----- Information shown

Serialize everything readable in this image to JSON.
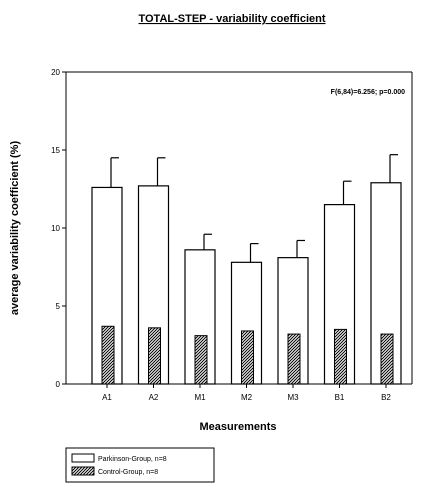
{
  "chart_data": {
    "type": "bar",
    "title": "TOTAL-STEP - variability coefficient",
    "xlabel": "Measurements",
    "ylabel": "average variability coefficient (%)",
    "categories": [
      "A1",
      "A2",
      "M1",
      "M2",
      "M3",
      "B1",
      "B2"
    ],
    "ylim": [
      0,
      20
    ],
    "yticks": [
      "0",
      "5",
      "10",
      "15",
      "20"
    ],
    "annotation": "F(6,84)=6.256; p=0.000",
    "grid": false,
    "legend_position": "bottom-left",
    "series": [
      {
        "name": "Parkinson-Group, n=8",
        "values": [
          12.6,
          12.7,
          8.6,
          7.8,
          8.1,
          11.5,
          12.9
        ],
        "errors": [
          1.9,
          1.8,
          1.0,
          1.2,
          1.1,
          1.5,
          1.8
        ],
        "fill": "#ffffff"
      },
      {
        "name": "Control-Group, n=8",
        "values": [
          3.7,
          3.6,
          3.1,
          3.4,
          3.2,
          3.5,
          3.2
        ],
        "errors": [
          0.3,
          0.3,
          0.2,
          0.2,
          0.1,
          0.2,
          0.2
        ],
        "fill": "hatched"
      }
    ]
  }
}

----------

▶ _Task directions_
Reproduce every entry exactly, but omit each picture.

▶ _Answer below_
Serialize everything readable in this image to JSON.
{
  "chart_data": {
    "type": "bar",
    "title": "TOTAL-STEP - variability coefficient",
    "xlabel": "Measurements",
    "ylabel": "average variability coefficient (%)",
    "categories": [
      "A1",
      "A2",
      "M1",
      "M2",
      "M3",
      "B1",
      "B2"
    ],
    "ylim": [
      0,
      20
    ],
    "yticks": [
      "0",
      "5",
      "10",
      "15",
      "20"
    ],
    "annotation": "F(6,84)=6.256; p=0.000",
    "grid": false,
    "legend_position": "bottom-left",
    "series": [
      {
        "name": "Parkinson-Group, n=8",
        "values": [
          12.6,
          12.7,
          8.6,
          7.8,
          8.1,
          11.5,
          12.9
        ],
        "errors": [
          1.9,
          1.8,
          1.0,
          1.2,
          1.1,
          1.5,
          1.8
        ],
        "fill": "#ffffff"
      },
      {
        "name": "Control-Group, n=8",
        "values": [
          3.7,
          3.6,
          3.1,
          3.4,
          3.2,
          3.5,
          3.2
        ],
        "errors": [
          0.3,
          0.3,
          0.2,
          0.2,
          0.1,
          0.2,
          0.2
        ],
        "fill": "hatched"
      }
    ]
  }
}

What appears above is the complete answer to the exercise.